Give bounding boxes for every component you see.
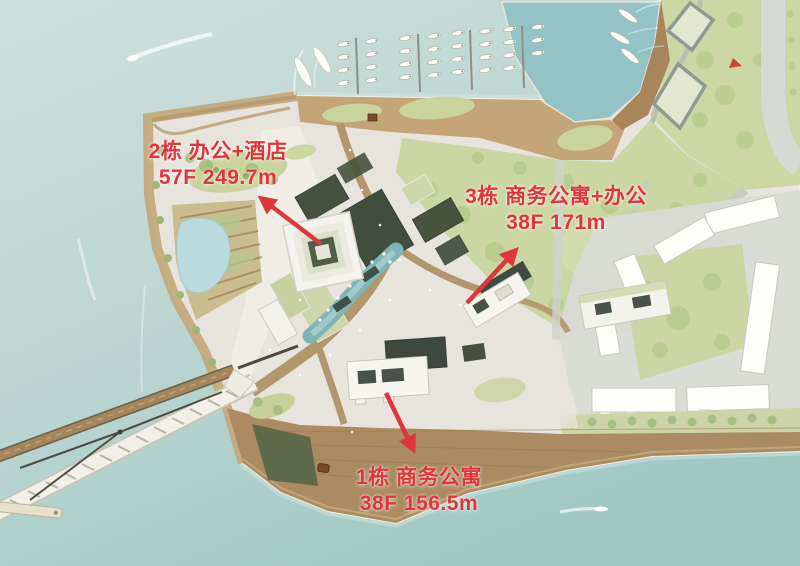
label-building-1-line2: 38F 156.5m (348, 491, 490, 517)
masterplan-screenshot: 2栋 办公+酒店 57F 249.7m 3栋 商务公寓+办公 38F 171m … (0, 0, 800, 566)
residential-slab (592, 388, 676, 412)
label-building-2: 2栋 办公+酒店 57F 249.7m (140, 139, 296, 191)
speedboat (594, 507, 608, 512)
pier-kiosk (368, 114, 377, 121)
residential-slab (687, 385, 770, 412)
label-building-1: 1栋 商务公寓 38F 156.5m (348, 465, 490, 517)
label-building-3-line1: 3栋 商务公寓+办公 (455, 184, 657, 210)
label-building-3-line2: 38F 171m (455, 210, 657, 236)
dock-boat-icon (317, 463, 329, 472)
label-building-2-line2: 57F 249.7m (140, 165, 296, 191)
label-building-3: 3栋 商务公寓+办公 38F 171m (455, 184, 657, 236)
label-building-1-line1: 1栋 商务公寓 (348, 465, 490, 491)
label-building-2-line1: 2栋 办公+酒店 (140, 139, 296, 165)
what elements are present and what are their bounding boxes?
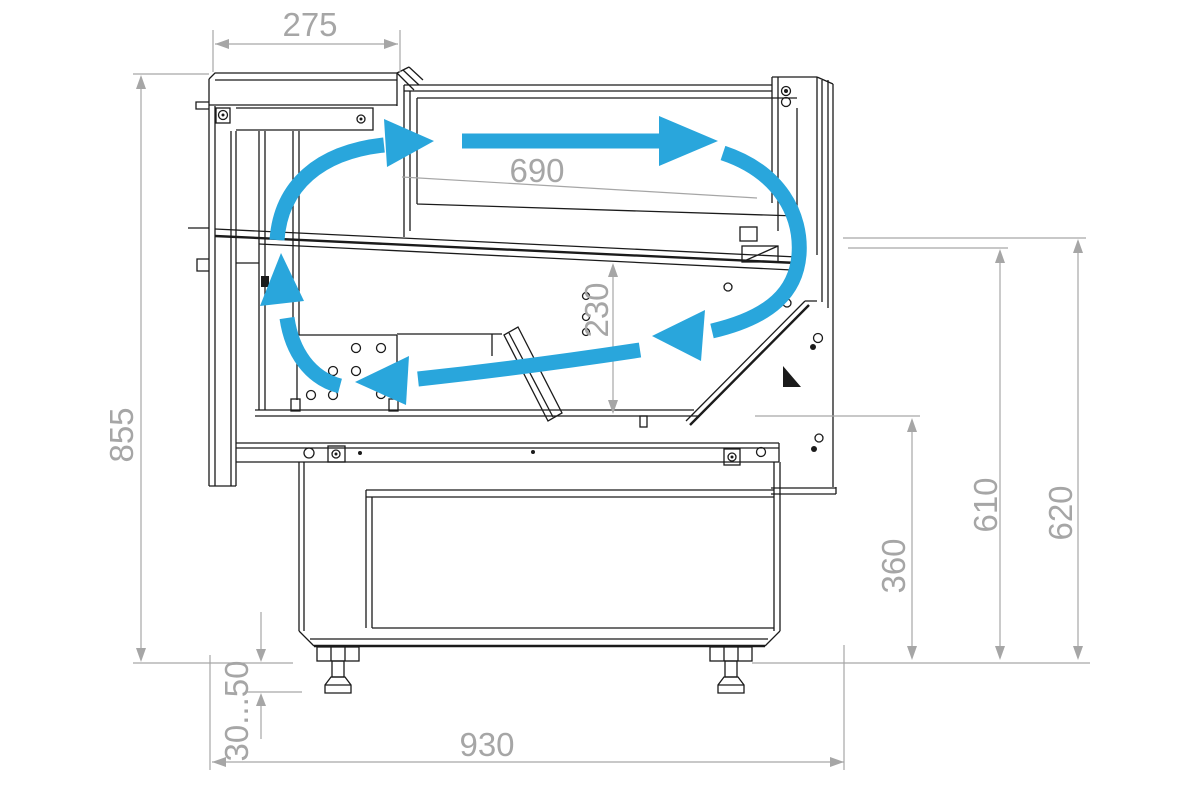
dimensions: 275 690 230 855 30...50 [103,6,1090,770]
dim-canopy-depth-label: 275 [282,6,337,43]
dimension-canopy-depth: 275 [213,6,400,72]
base-cabinet [299,462,780,646]
dim-foot-adjustment-label: 30...50 [218,661,255,762]
top-horizontal-arrow [462,116,718,166]
display-counter-section-drawing: 275 690 230 855 30...50 [0,0,1200,800]
front-knee-panel [686,299,836,494]
dim-overall-depth-label: 930 [459,726,514,763]
dimension-display-opening-width: 690 [402,152,757,198]
dim-overall-height-label: 855 [103,407,140,462]
dimension-top-edge-height: 620 [843,238,1086,660]
adjustable-foot-left [317,647,359,693]
well-return-arrow [355,350,640,405]
technical-drawing-canvas: 275 690 230 855 30...50 [0,0,1200,800]
duct-up-arrow [260,253,340,386]
dimension-overall-depth: 930 [210,645,844,770]
dimension-middle-level-height: 610 [848,248,1008,660]
dimension-foot-adjustment: 30...50 [218,612,302,761]
adjustable-foot-right [710,647,752,693]
dim-display-opening-width-label: 690 [509,152,564,189]
dim-well-floor-height-label: 360 [875,538,912,593]
dim-top-edge-height-label: 620 [1042,485,1079,540]
dim-middle-level-height-label: 610 [967,477,1004,532]
display-deck [215,229,797,336]
canopy [209,67,423,106]
base-rail [236,443,779,465]
dimension-well-depth: 230 [578,263,618,414]
dim-well-depth-label: 230 [578,282,615,337]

···

Extract, unchanged, the lines from the one containing "label-building-1-line2: 38F 156.5m" to the one containing "what elements are", including both of those lines.

label-building-1-line2: 38F 156.5m (348, 491, 490, 517)
masterplan-screenshot: 2栋 办公+酒店 57F 249.7m 3栋 商务公寓+办公 38F 171m … (0, 0, 800, 566)
residential-slab (592, 388, 676, 412)
label-building-2: 2栋 办公+酒店 57F 249.7m (140, 139, 296, 191)
speedboat (594, 507, 608, 512)
pier-kiosk (368, 114, 377, 121)
residential-slab (687, 385, 770, 412)
label-building-1: 1栋 商务公寓 38F 156.5m (348, 465, 490, 517)
label-building-3-line1: 3栋 商务公寓+办公 (455, 184, 657, 210)
label-building-3-line2: 38F 171m (455, 210, 657, 236)
dock-boat-icon (317, 463, 329, 472)
label-building-2-line2: 57F 249.7m (140, 165, 296, 191)
label-building-3: 3栋 商务公寓+办公 38F 171m (455, 184, 657, 236)
label-building-1-line1: 1栋 商务公寓 (348, 465, 490, 491)
label-building-2-line1: 2栋 办公+酒店 (140, 139, 296, 165)
what elements are present and what are their bounding boxes?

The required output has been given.